(Stored entries)
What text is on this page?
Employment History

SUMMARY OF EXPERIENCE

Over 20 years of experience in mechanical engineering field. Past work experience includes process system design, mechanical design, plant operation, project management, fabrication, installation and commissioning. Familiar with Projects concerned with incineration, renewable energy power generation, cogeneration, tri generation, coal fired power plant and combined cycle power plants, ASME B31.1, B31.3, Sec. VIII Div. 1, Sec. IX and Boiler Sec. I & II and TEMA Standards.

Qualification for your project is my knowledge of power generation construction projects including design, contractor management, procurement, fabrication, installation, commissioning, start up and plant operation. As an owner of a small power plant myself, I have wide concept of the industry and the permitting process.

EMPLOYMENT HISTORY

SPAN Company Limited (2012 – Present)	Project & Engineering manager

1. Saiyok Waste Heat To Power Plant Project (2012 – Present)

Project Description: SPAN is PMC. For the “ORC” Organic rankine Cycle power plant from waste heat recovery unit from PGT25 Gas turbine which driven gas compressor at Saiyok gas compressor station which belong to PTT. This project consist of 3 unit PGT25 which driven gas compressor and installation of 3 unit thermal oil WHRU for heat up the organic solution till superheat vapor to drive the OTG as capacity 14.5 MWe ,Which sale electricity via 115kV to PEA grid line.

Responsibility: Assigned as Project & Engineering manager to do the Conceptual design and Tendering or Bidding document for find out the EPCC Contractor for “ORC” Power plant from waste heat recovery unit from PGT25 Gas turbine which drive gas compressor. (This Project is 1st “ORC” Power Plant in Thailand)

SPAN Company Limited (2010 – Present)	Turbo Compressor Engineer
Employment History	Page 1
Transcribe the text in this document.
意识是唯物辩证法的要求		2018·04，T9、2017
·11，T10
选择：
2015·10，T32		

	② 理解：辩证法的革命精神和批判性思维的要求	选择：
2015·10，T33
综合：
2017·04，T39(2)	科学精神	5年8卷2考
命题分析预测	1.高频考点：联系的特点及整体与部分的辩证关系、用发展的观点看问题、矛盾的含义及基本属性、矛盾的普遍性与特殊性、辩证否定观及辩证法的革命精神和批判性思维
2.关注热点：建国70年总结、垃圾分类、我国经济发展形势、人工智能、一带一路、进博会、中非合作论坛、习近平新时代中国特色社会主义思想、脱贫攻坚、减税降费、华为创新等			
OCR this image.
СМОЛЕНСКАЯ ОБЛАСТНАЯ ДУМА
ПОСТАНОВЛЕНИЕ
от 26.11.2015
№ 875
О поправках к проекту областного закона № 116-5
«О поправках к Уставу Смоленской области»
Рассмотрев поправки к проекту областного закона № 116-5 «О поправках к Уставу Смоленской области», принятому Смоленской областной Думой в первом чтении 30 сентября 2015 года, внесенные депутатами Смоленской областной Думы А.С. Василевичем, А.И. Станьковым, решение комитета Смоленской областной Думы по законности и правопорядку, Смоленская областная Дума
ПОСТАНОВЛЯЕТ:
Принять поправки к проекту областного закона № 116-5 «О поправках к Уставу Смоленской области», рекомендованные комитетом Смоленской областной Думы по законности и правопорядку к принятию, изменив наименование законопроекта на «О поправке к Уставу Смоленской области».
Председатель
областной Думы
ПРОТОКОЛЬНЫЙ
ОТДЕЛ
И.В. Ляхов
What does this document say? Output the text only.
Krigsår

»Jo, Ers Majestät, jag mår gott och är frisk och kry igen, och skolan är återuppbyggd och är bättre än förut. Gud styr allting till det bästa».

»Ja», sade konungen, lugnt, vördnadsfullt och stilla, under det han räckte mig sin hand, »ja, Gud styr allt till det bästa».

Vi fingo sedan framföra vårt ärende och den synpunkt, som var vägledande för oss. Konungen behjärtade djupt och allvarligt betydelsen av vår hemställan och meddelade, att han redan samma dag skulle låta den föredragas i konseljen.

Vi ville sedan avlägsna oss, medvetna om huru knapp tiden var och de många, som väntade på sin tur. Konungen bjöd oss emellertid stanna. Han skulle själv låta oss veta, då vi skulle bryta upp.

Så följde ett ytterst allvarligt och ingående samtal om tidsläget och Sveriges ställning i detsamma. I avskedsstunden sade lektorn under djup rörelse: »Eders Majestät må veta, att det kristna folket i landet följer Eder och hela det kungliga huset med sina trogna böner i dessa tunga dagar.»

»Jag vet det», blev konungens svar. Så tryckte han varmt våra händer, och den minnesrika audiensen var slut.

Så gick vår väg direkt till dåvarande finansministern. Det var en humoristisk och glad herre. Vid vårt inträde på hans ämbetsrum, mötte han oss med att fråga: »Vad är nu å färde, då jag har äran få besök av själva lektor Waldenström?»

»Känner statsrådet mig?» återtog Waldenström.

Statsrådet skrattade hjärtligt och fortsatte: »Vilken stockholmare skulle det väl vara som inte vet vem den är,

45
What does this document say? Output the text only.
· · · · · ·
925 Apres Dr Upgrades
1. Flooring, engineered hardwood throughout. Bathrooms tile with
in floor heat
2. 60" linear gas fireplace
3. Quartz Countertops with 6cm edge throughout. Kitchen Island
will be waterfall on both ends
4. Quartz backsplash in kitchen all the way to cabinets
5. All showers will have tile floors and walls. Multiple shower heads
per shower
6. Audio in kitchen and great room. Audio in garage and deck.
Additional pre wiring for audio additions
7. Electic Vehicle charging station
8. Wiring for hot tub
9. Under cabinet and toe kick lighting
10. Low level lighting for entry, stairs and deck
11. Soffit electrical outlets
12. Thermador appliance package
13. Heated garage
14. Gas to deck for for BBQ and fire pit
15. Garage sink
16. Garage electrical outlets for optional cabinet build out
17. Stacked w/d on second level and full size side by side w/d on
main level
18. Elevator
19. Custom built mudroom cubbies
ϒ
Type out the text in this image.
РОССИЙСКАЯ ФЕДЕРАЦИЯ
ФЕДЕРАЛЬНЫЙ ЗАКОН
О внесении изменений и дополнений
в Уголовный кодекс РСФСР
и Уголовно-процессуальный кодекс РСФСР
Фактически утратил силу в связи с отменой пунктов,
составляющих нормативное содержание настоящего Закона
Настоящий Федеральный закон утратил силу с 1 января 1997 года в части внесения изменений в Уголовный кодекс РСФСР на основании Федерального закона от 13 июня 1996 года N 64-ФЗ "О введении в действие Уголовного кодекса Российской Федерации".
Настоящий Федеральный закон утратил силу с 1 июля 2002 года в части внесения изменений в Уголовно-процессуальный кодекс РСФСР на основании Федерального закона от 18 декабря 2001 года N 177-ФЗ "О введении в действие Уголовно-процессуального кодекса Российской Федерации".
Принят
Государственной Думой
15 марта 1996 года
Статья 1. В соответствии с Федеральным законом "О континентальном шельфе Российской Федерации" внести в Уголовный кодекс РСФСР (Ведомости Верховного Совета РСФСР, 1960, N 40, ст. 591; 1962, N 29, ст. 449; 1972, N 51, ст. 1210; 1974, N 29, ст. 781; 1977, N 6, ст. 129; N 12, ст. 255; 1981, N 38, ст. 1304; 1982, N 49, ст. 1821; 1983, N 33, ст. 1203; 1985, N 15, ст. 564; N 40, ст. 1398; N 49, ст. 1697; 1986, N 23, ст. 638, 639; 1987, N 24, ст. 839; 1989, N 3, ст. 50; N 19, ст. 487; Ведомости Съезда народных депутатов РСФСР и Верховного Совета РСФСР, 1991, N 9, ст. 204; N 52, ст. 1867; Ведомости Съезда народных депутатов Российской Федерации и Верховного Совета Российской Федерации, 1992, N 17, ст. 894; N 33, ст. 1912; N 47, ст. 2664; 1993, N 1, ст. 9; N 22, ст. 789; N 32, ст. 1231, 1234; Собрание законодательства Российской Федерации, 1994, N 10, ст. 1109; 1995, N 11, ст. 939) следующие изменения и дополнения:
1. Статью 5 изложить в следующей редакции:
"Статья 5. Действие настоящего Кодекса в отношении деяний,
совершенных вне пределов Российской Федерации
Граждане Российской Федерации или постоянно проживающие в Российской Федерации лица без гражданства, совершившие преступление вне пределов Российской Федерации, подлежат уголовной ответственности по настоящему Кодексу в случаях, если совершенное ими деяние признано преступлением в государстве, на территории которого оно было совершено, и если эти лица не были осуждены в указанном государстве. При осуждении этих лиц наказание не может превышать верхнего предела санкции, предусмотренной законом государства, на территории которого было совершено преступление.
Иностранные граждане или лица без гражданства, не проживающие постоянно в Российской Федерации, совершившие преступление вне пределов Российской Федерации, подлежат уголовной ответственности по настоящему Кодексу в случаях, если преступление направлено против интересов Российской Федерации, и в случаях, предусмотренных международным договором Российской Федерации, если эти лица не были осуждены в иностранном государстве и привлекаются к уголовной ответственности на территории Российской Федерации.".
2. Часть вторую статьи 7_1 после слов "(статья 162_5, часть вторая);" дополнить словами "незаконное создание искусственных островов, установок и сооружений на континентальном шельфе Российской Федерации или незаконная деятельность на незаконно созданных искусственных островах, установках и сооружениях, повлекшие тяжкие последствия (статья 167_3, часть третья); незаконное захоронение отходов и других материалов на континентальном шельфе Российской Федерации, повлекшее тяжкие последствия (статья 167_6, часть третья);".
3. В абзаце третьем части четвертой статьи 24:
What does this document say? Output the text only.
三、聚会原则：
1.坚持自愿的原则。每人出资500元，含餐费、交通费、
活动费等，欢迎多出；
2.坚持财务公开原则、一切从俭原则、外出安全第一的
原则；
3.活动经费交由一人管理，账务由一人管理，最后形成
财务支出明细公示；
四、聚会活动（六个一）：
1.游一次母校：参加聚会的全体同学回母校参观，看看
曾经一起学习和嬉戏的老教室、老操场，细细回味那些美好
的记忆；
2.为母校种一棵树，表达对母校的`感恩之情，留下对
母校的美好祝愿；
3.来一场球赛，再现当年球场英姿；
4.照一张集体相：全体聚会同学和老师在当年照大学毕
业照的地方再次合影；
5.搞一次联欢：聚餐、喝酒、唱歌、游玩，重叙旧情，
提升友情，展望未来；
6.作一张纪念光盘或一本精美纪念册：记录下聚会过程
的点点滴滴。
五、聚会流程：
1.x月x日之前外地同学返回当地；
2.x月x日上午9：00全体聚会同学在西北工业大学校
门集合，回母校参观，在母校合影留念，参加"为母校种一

(Stated exercise)
Check each line of the records for "процессуальный" and copy the ones that contain it.

(Task response)
и Уголовно-процессуальный кодекс РСФСР
Настоящий Федеральный закон утратил силу с 1 июля 2002 года в части внесения изменений в Уголовно-процессуальный кодекс РСФСР на основании Федерального закона от 18 декабря 2001 года N 177-ФЗ "О введении в действие Уголовно-процессуального кодекса Российской Федерации".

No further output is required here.